Por Julio María Sanguinetti (*) |
Conocí a Fidel en 1959, el 26 de julio, durante la gran
celebración revolucionaria que consolidaba su régimen, con el recuerdo del
inicial asalto al cuartel Moncada, inicio de la revolución. Se hizo una
imponente asamblea popular, con más de un millón de personas en la calle y una
multitud de guajiros con sus machetes golpeándolos uno contra el otro mientras
reverberaban sus brillos bajo el sol caribeño.
Eran momentos muy tensos aún,
porque una semana antes se había producido el golpe de palacio que depuso al
presidente provisional Manuel Urrutia, el juez que durante la dictadura de
Batista había exculpado a los guerrilleros fidelistas que iniciaban su
revolución. Participamos luego de una polémica conferencia de prensa, pero hete
aquí que lo encuentro en un ascensor del hotel Havana Hilton (todavía
pernoctaba allí) y lo atropello con el tema del alejamiento de Urrutia como
presidente, insospechable demócrata. Era pasada la medianoche y Fidel me lanzó
una encendida defensa de su actitud en un pasillo, durante una hora y media en
que apenas pude cortar su verborragia un par de veces con alguna mínima
intervención.
Por entonces su discurso era liberal y el comunismo, todavía
mala palabra. Tan liberal que en Montevideo hizo un encendido discurso
apologético de la política uruguaya y hasta de su gobierno colegiado, paradigma
de la despersonalización del poder frente al caudillismo latinoamericano, que
condenaba sin timideces.
Poco después, él ya era un arquetípico caudillo
latinoamericano y, dos años más tarde, se proclamaba marxista leninista,
incorporándose a la Guerra Fría como satélite soviético. La crisis de los
misiles rusos instalados en Cuba llevó al mundo casi hasta la guerra nuclear.
Desde entonces, como él mismo dijo, intentó la revolución en todo el
continente, salvo en México. La respuesta fue unas oleada de golpes de Estado
que comenzaron en 1964 en Brasil y que durante dos décadas ensangrentarían
nuestro continente con su trágica dialéctica.
Cincuenta y siete años después, Cuba ha sobrevivido por el
apoyo soviético, primero, y, luego de su derrumbe, por el petróleo venezolano,
que aún sostiene su precaria economía. También -y esto no se puede ignorar- por
la mística que todavía posee una mitología revolucionaria asentada en el carisma
de Fidel y el retrato del Che Guevara, con su barba y su romántica boina,
devenida ícono de todas las rebeldías, cualquiera sea su signo.

» TAREA ASIGNADA 1: Reproduce el pasaje del texto sobre Fidel que va desde "Cincuenta y siete" hasta "sea su signo.", ambos incluidos.
» TAREA ASIGNADA 2: Prosigue el texto sobre Fidel a partir de su última oración.

» EXTRACTOS DE REGISTROS:

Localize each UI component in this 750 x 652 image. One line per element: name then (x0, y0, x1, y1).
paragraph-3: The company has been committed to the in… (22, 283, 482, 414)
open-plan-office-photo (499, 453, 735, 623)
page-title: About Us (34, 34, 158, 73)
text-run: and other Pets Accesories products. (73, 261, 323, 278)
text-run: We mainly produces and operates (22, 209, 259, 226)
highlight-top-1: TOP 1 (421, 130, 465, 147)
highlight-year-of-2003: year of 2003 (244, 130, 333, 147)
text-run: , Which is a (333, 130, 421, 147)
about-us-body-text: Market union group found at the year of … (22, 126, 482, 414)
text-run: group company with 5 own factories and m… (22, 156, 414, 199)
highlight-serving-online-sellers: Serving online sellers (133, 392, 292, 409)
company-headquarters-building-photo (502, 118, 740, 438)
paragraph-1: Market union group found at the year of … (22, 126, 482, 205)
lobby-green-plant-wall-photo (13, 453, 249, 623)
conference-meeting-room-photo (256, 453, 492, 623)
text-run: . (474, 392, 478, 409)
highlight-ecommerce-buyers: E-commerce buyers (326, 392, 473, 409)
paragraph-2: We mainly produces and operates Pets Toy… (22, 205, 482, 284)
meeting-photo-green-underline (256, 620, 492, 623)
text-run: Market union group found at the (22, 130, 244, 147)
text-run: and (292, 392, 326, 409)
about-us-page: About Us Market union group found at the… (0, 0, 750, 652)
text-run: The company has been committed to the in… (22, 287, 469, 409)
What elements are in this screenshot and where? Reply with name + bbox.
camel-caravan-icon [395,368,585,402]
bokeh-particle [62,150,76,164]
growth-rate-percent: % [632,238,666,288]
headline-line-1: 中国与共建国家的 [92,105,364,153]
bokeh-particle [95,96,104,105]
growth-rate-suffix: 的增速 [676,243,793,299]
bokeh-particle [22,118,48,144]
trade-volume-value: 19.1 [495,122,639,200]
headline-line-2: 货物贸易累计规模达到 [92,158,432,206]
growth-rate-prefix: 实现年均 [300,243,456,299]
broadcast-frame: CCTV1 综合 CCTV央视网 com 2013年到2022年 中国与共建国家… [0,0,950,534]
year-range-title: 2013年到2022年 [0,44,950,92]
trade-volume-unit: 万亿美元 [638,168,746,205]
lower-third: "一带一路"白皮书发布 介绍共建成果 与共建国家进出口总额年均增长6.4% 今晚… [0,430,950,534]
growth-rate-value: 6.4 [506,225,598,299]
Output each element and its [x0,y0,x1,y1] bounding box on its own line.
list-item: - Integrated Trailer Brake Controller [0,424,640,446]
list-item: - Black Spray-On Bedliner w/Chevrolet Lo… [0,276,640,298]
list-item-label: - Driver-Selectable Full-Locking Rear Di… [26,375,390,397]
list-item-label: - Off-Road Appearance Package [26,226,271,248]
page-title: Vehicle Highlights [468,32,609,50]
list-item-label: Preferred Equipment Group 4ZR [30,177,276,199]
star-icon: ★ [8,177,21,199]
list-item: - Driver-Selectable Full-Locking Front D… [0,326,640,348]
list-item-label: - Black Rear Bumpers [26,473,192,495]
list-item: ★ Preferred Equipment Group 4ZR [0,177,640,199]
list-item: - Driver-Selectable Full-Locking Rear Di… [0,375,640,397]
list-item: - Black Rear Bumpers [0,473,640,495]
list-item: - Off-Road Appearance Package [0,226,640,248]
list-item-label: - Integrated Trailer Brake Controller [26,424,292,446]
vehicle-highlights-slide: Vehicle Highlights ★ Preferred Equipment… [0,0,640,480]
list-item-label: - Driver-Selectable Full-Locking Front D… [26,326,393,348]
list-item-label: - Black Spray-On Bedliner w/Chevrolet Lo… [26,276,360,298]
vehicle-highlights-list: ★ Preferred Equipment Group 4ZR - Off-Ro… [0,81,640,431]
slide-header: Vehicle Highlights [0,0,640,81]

» RESPUESTA ESCRITA 1:
Cincuenta y siete años después, Cuba ha sobrevivido por el
apoyo soviético, primero, y, luego de su derrumbe, por el petróleo venezolano,
que aún sostiene su precaria economía. También -y esto no se puede ignorar- por
la mística que todavía posee una mitología revolucionaria asentada en el carisma
de Fidel y el retrato del Che Guevara, con su barba y su romántica boina,
devenida ícono de todas las rebeldías, cualquiera sea su signo.

» RESPUESTA ESCRITA 2:
Para nuestra generación, fue una gran esperanza. Tan grande
como fue luego la desilusión, al devenir un régimen totalitario de partido
único, último exponente de un sistema de ideas perimido. Esta suerte de extraño
anacronismo no impedía que cada Cumbre Iberoamericana tuviera en Fidel el foco
de todas las luminarias. Normalmente llegaba precedido del anuncio de algún conato
siniestro contra él, en medio de un misterioso andamiaje de seguridad. Salvo
esas cumbres, desde el gobierno de Allende, en 1971, nadie lo había invitado a
una visita bilateral. Lo hice en 1995, al iniciarse nuestra segunda
presidencia, aprovechando un momento de cierta distensión, que poco después se
diluyó.
"Eres mi conservador predilecto", me dijo más de
una vez, a lo que invariablemente le respondía preguntándole: "¿Yo
conservador cuando tú has conservado el poder medio siglo?". De esos
intercambios me quedó claro que con él no habría cambios en el régimen. Estaba
obsesionado con no caer en una transición como la de Gorbachov en la URSS, a la
que juzgaba un entierro de los principios socialistas.
La realidad muestra un país pobre, igualado hacia abajo, sin
libertades mínimas y con una economía tan poco diversificada como en el
comienzo de la revolución. Lo único novedoso, más allá del azúcar, el tabaco y
el turismo, son las remesas que los cubanos que viven en los Estados Unidos
envían a sus familiares. Acaso la educación popular sea su mayor logro, pero
envasada en un adoctrinamiento masivo.
El mito, pese a todo, aún desborda la realidad de esa vida
gris y monótona, sin espacio para el desarrollo individual. Sigue siendo
políticamente correcto deslizar frases comprensivas para el fracaso del
régimen. Socialistas, socialdemócratas e incluso liberales de todo el mundo,
que hoy no aceptarían bajo concepto alguno un régimen como el cubano, lo han
saludado con un respeto casi admirativo. La reverencia ante su omnipotencia
caudillista y el romanticismo revolucionario, tan épicos frente a la diaria
artesanía de la democracia, aún sigue fascinando. ¿Para qué la pobre realidad
si podemos tener un hermoso mito...?
(*) Abogado, Historiador y Escritor. Fue dos veces presidente de
Uruguay.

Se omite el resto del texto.